Answer with one number: the count of lines in this material that hold the word "across".
───── Material for this task
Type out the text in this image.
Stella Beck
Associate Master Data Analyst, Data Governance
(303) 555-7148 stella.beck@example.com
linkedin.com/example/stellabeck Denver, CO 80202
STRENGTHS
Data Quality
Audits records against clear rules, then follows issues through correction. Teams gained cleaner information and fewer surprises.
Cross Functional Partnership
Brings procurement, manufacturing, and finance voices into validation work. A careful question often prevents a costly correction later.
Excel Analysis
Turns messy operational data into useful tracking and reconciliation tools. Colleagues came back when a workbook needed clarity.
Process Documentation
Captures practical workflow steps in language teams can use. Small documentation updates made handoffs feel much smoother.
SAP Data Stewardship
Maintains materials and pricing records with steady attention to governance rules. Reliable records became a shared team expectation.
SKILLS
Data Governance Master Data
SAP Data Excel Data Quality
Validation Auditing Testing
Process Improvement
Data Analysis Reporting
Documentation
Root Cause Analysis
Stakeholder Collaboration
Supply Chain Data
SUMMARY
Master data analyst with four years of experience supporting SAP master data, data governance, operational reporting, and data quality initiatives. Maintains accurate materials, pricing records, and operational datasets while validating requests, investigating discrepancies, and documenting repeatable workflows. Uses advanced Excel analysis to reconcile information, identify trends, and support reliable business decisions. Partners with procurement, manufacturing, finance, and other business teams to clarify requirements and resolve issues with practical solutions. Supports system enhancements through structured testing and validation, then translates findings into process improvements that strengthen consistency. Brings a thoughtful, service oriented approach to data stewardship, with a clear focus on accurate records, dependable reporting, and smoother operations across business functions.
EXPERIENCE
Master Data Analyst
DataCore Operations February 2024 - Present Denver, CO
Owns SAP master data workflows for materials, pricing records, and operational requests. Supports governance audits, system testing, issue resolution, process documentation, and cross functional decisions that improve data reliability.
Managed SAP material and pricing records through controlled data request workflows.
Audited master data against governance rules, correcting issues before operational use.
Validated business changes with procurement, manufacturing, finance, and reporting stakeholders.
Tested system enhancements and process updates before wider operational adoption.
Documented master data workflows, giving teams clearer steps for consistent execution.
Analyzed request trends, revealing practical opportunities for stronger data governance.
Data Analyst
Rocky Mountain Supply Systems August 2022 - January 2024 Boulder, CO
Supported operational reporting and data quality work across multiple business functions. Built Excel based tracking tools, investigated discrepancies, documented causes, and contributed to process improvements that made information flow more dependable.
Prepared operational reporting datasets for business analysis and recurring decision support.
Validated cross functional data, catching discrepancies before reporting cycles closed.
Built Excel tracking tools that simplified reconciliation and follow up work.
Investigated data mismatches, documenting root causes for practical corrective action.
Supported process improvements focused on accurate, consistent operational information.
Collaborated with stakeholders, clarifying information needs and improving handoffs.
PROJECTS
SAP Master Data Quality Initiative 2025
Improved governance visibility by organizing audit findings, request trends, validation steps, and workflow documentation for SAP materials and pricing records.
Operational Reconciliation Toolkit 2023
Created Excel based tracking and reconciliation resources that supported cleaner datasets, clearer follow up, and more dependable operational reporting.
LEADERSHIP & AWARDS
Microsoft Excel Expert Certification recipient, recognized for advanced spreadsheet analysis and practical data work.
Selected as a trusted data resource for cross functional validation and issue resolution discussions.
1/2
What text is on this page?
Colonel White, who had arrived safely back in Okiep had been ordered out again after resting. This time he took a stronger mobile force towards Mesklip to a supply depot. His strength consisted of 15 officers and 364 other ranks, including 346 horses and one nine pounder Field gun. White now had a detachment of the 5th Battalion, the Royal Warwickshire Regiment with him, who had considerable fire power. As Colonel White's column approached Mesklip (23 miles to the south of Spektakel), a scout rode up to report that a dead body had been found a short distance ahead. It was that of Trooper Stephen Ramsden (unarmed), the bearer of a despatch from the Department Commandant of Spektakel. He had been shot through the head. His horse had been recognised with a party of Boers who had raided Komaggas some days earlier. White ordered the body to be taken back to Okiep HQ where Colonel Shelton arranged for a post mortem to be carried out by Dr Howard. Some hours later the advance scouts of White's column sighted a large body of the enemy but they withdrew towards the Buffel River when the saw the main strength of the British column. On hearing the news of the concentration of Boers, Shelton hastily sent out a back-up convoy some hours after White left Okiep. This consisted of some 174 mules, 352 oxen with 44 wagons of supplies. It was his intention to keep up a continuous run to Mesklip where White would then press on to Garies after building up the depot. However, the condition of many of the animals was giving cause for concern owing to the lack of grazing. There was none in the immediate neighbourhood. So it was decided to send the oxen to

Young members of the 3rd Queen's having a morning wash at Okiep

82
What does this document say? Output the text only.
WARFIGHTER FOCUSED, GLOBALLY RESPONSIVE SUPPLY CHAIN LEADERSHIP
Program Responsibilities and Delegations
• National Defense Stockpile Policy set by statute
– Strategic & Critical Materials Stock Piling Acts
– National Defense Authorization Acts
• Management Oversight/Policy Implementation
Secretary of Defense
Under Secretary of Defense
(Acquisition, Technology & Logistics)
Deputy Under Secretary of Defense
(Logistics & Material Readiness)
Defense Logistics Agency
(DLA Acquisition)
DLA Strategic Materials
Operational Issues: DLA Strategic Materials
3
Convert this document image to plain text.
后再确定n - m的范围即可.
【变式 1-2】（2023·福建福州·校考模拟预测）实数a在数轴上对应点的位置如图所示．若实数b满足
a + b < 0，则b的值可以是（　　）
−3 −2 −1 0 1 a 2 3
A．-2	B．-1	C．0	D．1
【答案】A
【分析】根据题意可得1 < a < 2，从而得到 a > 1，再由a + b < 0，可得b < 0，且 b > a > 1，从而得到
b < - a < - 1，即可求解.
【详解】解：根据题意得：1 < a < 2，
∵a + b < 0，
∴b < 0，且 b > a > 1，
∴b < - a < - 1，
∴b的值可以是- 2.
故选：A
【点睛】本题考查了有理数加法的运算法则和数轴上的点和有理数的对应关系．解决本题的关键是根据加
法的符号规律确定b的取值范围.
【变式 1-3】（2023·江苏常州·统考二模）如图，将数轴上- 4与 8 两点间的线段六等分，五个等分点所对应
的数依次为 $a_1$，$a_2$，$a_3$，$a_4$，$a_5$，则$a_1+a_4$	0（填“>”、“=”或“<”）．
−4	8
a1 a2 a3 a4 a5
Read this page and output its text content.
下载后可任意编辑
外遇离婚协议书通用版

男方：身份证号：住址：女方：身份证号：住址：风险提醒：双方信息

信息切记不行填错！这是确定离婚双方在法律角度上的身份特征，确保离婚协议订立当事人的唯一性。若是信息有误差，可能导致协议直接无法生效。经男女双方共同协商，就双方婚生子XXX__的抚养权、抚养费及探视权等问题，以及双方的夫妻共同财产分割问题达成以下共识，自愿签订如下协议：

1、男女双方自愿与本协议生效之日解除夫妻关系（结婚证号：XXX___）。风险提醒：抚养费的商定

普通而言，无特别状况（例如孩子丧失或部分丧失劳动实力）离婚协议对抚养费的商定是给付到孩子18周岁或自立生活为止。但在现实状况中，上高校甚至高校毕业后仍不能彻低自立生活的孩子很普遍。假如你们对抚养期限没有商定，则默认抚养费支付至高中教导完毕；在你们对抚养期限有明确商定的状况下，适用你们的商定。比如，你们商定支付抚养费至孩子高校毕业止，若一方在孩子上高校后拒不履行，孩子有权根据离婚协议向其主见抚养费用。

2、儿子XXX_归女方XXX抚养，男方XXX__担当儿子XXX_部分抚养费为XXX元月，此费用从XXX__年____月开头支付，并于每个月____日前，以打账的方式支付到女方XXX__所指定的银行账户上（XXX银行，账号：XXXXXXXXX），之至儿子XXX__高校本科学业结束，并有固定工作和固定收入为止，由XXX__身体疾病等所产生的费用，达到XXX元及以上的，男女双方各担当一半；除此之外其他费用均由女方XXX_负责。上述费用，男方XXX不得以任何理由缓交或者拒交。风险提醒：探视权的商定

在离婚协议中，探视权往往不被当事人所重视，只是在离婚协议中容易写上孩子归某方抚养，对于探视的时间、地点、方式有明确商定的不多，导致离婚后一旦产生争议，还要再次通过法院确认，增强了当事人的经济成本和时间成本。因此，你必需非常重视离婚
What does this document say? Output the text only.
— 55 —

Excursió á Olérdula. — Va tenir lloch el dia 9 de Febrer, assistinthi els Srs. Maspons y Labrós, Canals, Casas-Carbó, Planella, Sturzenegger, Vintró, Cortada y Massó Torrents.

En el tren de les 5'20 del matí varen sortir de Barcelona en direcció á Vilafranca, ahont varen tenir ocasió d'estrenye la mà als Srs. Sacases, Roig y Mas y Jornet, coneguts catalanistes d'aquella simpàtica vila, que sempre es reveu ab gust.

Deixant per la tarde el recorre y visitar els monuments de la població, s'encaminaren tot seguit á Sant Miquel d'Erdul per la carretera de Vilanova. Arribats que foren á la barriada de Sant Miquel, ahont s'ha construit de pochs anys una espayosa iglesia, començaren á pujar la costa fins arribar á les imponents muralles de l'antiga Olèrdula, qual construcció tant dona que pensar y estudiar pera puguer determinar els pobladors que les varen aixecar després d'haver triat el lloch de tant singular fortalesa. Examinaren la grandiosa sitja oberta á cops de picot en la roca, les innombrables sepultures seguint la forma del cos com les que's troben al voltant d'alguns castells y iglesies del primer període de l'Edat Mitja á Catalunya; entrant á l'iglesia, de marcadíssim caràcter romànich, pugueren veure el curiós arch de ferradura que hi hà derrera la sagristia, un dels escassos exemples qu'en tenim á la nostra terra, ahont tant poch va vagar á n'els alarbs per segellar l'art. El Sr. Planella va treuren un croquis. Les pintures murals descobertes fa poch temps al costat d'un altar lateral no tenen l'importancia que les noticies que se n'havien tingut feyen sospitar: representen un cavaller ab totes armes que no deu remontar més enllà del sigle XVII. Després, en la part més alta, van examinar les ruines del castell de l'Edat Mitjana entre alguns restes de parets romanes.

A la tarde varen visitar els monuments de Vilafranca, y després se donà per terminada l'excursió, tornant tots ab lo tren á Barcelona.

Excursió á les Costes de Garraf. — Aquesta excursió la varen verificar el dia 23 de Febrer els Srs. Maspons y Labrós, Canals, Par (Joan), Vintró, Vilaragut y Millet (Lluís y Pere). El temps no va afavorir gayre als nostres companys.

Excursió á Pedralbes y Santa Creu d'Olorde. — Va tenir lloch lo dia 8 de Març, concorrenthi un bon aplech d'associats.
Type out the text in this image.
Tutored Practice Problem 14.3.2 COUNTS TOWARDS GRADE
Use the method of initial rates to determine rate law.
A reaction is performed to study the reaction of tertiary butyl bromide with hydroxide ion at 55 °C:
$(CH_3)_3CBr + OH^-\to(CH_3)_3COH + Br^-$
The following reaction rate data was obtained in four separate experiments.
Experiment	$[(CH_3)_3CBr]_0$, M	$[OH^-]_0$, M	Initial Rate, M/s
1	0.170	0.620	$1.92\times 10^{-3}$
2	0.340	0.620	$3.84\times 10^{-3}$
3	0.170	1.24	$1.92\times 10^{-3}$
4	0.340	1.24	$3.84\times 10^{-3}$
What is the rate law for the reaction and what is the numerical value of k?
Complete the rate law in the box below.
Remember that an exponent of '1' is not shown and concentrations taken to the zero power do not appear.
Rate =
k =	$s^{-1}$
──────────
Output for this exercise:
2